** Start Supplied records **
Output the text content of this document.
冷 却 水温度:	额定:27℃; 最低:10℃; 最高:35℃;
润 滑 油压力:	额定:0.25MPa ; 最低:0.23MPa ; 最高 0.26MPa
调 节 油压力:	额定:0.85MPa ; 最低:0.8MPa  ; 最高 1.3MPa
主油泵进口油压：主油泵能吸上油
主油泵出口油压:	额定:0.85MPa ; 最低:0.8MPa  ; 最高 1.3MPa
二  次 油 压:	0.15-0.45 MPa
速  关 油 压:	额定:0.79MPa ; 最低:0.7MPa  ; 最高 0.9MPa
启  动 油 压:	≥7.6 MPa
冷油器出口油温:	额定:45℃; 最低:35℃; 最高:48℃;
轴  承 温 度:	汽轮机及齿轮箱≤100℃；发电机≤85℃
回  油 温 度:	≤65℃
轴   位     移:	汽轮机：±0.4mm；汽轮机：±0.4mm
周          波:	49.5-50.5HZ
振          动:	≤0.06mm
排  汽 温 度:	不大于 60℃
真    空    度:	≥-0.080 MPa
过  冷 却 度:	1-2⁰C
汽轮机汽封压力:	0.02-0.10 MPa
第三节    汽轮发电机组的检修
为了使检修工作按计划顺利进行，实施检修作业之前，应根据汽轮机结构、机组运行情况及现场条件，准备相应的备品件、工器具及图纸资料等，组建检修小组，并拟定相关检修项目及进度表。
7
** End Supplied records **
**To do**
Each line must be given again exactly as written above.

**Answer to this exercise**
Output the text content of this document.
冷 却 水温度:	额定:27℃; 最低:10℃; 最高:35℃;
润 滑 油压力:	额定:0.25MPa ; 最低:0.23MPa ; 最高 0.26MPa
调 节 油压力:	额定:0.85MPa ; 最低:0.8MPa  ; 最高 1.3MPa
主油泵进口油压：主油泵能吸上油
主油泵出口油压:	额定:0.85MPa ; 最低:0.8MPa  ; 最高 1.3MPa
二  次 油 压:	0.15-0.45 MPa
速  关 油 压:	额定:0.79MPa ; 最低:0.7MPa  ; 最高 0.9MPa
启  动 油 压:	≥7.6 MPa
冷油器出口油温:	额定:45℃; 最低:35℃; 最高:48℃;
轴  承 温 度:	汽轮机及齿轮箱≤100℃；发电机≤85℃
回  油 温 度:	≤65℃
轴   位     移:	汽轮机：±0.4mm；汽轮机：±0.4mm
周          波:	49.5-50.5HZ
振          动:	≤0.06mm
排  汽 温 度:	不大于 60℃
真    空    度:	≥-0.080 MPa
过  冷 却 度:	1-2⁰C
汽轮机汽封压力:	0.02-0.10 MPa
第三节    汽轮发电机组的检修
为了使检修工作按计划顺利进行，实施检修作业之前，应根据汽轮机结构、机组运行情况及现场条件，准备相应的备品件、工器具及图纸资料等，组建检修小组，并拟定相关检修项目及进度表。
7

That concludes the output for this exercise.